--- start of AVAILABLE DATA ---
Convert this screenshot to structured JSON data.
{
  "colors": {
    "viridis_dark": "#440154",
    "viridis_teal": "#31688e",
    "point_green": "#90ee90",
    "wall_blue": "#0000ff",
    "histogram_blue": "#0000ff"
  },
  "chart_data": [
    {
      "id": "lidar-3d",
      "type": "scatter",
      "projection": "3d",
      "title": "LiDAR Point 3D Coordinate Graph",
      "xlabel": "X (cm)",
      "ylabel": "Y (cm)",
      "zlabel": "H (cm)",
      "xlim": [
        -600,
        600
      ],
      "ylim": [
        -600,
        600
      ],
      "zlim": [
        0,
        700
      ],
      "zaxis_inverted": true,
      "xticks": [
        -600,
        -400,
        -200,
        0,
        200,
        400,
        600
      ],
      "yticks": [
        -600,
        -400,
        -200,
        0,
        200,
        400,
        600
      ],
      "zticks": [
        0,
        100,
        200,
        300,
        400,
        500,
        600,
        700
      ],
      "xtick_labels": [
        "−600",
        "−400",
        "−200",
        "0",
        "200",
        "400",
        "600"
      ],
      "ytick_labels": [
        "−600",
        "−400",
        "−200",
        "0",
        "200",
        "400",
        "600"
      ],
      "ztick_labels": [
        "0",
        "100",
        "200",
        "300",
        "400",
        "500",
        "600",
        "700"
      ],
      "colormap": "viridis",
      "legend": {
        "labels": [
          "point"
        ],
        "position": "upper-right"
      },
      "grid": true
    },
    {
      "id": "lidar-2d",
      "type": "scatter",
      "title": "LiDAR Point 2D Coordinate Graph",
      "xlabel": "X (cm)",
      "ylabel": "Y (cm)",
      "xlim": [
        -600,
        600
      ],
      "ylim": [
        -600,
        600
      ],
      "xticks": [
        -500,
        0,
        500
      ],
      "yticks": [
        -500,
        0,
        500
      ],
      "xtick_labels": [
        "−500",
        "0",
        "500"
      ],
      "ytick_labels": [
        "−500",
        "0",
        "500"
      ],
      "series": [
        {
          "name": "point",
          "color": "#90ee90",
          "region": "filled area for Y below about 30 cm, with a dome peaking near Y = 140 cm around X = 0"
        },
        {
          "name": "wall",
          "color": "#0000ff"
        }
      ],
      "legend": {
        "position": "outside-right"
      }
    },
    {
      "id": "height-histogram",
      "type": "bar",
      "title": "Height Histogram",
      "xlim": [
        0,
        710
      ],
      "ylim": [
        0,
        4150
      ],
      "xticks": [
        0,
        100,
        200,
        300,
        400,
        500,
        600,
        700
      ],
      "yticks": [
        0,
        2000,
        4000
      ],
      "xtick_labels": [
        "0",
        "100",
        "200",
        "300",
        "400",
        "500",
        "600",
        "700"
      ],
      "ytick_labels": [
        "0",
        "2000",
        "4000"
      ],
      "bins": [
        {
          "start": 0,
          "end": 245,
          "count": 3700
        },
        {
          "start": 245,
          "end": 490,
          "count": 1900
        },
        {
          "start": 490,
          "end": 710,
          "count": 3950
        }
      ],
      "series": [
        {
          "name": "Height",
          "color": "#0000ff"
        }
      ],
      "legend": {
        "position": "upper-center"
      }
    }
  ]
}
--- end of AVAILABLE DATA ---
SHORT EXERCISE: Using the material above, print every entry exactly as written.

SOLVED EXERCISE:
Convert this screenshot to structured JSON data.
{
  "colors": {
    "viridis_dark": "#440154",
    "viridis_teal": "#31688e",
    "point_green": "#90ee90",
    "wall_blue": "#0000ff",
    "histogram_blue": "#0000ff"
  },
  "chart_data": [
    {
      "id": "lidar-3d",
      "type": "scatter",
      "projection": "3d",
      "title": "LiDAR Point 3D Coordinate Graph",
      "xlabel": "X (cm)",
      "ylabel": "Y (cm)",
      "zlabel": "H (cm)",
      "xlim": [
        -600,
        600
      ],
      "ylim": [
        -600,
        600
      ],
      "zlim": [
        0,
        700
      ],
      "zaxis_inverted": true,
      "xticks": [
        -600,
        -400,
        -200,
        0,
        200,
        400,
        600
      ],
      "yticks": [
        -600,
        -400,
        -200,
        0,
        200,
        400,
        600
      ],
      "zticks": [
        0,
        100,
        200,
        300,
        400,
        500,
        600,
        700
      ],
      "xtick_labels": [
        "−600",
        "−400",
        "−200",
        "0",
        "200",
        "400",
        "600"
      ],
      "ytick_labels": [
        "−600",
        "−400",
        "−200",
        "0",
        "200",
        "400",
        "600"
      ],
      "ztick_labels": [
        "0",
        "100",
        "200",
        "300",
        "400",
        "500",
        "600",
        "700"
      ],
      "colormap": "viridis",
      "legend": {
        "labels": [
          "point"
        ],
        "position": "upper-right"
      },
      "grid": true
    },
    {
      "id": "lidar-2d",
      "type": "scatter",
      "title": "LiDAR Point 2D Coordinate Graph",
      "xlabel": "X (cm)",
      "ylabel": "Y (cm)",
      "xlim": [
        -600,
        600
      ],
      "ylim": [
        -600,
        600
      ],
      "xticks": [
        -500,
        0,
        500
      ],
      "yticks": [
        -500,
        0,
        500
      ],
      "xtick_labels": [
        "−500",
        "0",
        "500"
      ],
      "ytick_labels": [
        "−500",
        "0",
        "500"
      ],
      "series": [
        {
          "name": "point",
          "color": "#90ee90",
          "region": "filled area for Y below about 30 cm, with a dome peaking near Y = 140 cm around X = 0"
        },
        {
          "name": "wall",
          "color": "#0000ff"
        }
      ],
      "legend": {
        "position": "outside-right"
      }
    },
    {
      "id": "height-histogram",
      "type": "bar",
      "title": "Height Histogram",
      "xlim": [
        0,
        710
      ],
      "ylim": [
        0,
        4150
      ],
      "xticks": [
        0,
        100,
        200,
        300,
        400,
        500,
        600,
        700
      ],
      "yticks": [
        0,
        2000,
        4000
      ],
      "xtick_labels": [
        "0",
        "100",
        "200",
        "300",
        "400",
        "500",
        "600",
        "700"
      ],
      "ytick_labels": [
        "0",
        "2000",
        "4000"
      ],
      "bins": [
        {
          "start": 0,
          "end": 245,
          "count": 3700
        },
        {
          "start": 245,
          "end": 490,
          "count": 1900
        },
        {
          "start": 490,
          "end": 710,
          "count": 3950
        }
      ],
      "series": [
        {
          "name": "Height",
          "color": "#0000ff"
        }
      ],
      "legend": {
        "position": "upper-center"
      }
    }
  ]
}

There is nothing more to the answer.